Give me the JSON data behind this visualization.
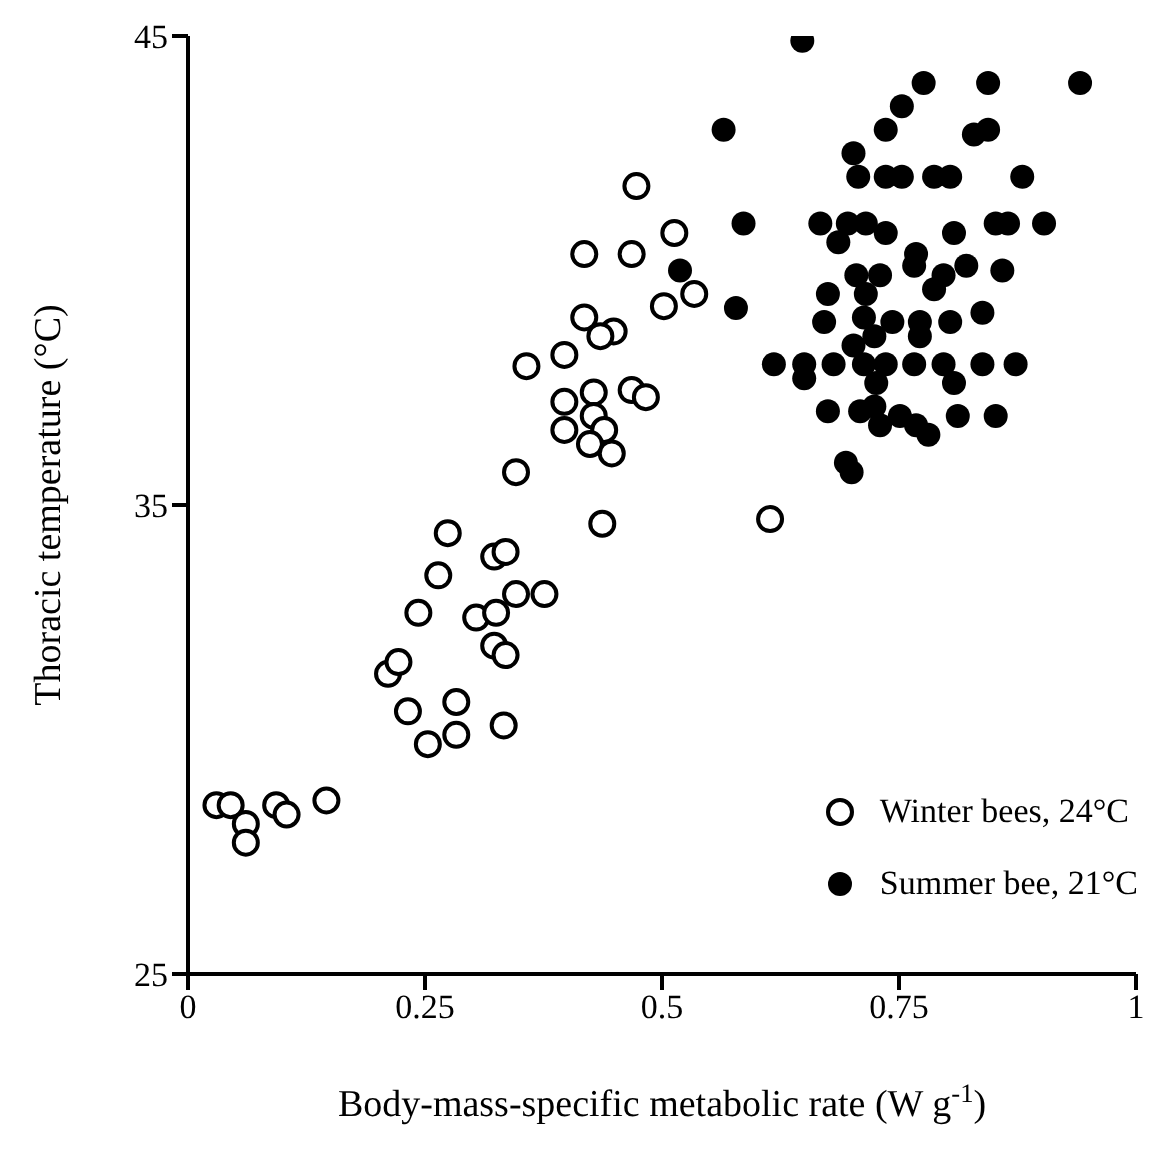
{
  "chart_data": {
    "type": "scatter",
    "xlabel": "Body-mass-specific metabolic rate (W g$^{-1}$)",
    "ylabel": "Thoracic temperature (°C)",
    "xlim": [
      0,
      1
    ],
    "xticks": [
      0,
      0.25,
      0.5,
      0.75,
      1
    ],
    "ylim": [
      25,
      45
    ],
    "yticks": [
      25,
      35,
      45
    ],
    "grid": false,
    "legend": "bottom right",
    "marker": "circle",
    "series": [
      {
        "name": "Winter bees, 24°C",
        "color": "#000000",
        "x": [
          0.03,
          0.045,
          0.061,
          0.061,
          0.093,
          0.104,
          0.146,
          0.473,
          0.513,
          0.418,
          0.468,
          0.502,
          0.418,
          0.449,
          0.435,
          0.397,
          0.357,
          0.397,
          0.428,
          0.468,
          0.483,
          0.428,
          0.397,
          0.439,
          0.424,
          0.447,
          0.346,
          0.437,
          0.274,
          0.323,
          0.335,
          0.264,
          0.243,
          0.304,
          0.325,
          0.346,
          0.376,
          0.323,
          0.335,
          0.211,
          0.222,
          0.232,
          0.283,
          0.283,
          0.333,
          0.253,
          0.614,
          0.534
        ],
        "values": [
          28.6,
          28.6,
          28.2,
          27.8,
          28.6,
          28.4,
          28.7,
          41.8,
          40.8,
          40.35,
          40.35,
          39.24,
          39.0,
          38.7,
          38.6,
          38.2,
          37.96,
          37.2,
          37.4,
          37.45,
          37.3,
          36.9,
          36.6,
          36.6,
          36.3,
          36.1,
          35.7,
          34.6,
          34.4,
          33.9,
          34.0,
          33.5,
          32.7,
          32.6,
          32.7,
          33.1,
          33.1,
          32.0,
          31.8,
          31.4,
          31.65,
          30.6,
          30.8,
          30.1,
          30.3,
          29.9,
          34.7,
          39.5
        ]
      },
      {
        "name": "Summer bee, 21°C",
        "color": "#000000",
        "x": [
          0.648,
          0.776,
          0.844,
          0.941,
          0.753,
          0.565,
          0.736,
          0.829,
          0.844,
          0.702,
          0.707,
          0.736,
          0.753,
          0.787,
          0.804,
          0.88,
          0.586,
          0.667,
          0.696,
          0.715,
          0.686,
          0.736,
          0.808,
          0.852,
          0.865,
          0.903,
          0.519,
          0.578,
          0.768,
          0.766,
          0.797,
          0.821,
          0.859,
          0.705,
          0.73,
          0.787,
          0.675,
          0.715,
          0.713,
          0.743,
          0.671,
          0.772,
          0.804,
          0.838,
          0.772,
          0.702,
          0.724,
          0.618,
          0.65,
          0.681,
          0.713,
          0.736,
          0.766,
          0.797,
          0.838,
          0.873,
          0.65,
          0.726,
          0.808,
          0.724,
          0.675,
          0.709,
          0.751,
          0.812,
          0.852,
          0.73,
          0.768,
          0.781,
          0.694,
          0.7
        ],
        "values": [
          44.9,
          44.0,
          44.0,
          44.0,
          43.5,
          43.0,
          43.0,
          42.9,
          43.0,
          42.5,
          42.0,
          42.0,
          42.0,
          42.0,
          42.0,
          42.0,
          41.0,
          41.0,
          41.0,
          41.0,
          40.6,
          40.8,
          40.8,
          41.0,
          41.0,
          41.0,
          40.0,
          39.2,
          40.35,
          40.1,
          39.9,
          40.1,
          40.0,
          39.9,
          39.9,
          39.6,
          39.5,
          39.5,
          39.0,
          38.9,
          38.9,
          38.9,
          38.9,
          39.1,
          38.6,
          38.4,
          38.6,
          38.0,
          38.0,
          38.0,
          38.0,
          38.0,
          38.0,
          38.0,
          38.0,
          38.0,
          37.7,
          37.6,
          37.6,
          37.1,
          37.0,
          37.0,
          36.9,
          36.9,
          36.9,
          36.7,
          36.7,
          36.5,
          35.9,
          35.7
        ]
      }
    ]
  }
}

§ Your objective: Take every line above carrying "name" and return it.

§ Task answer:
        "name": "Winter bees, 24°C",
        "name": "Summer bee, 21°C",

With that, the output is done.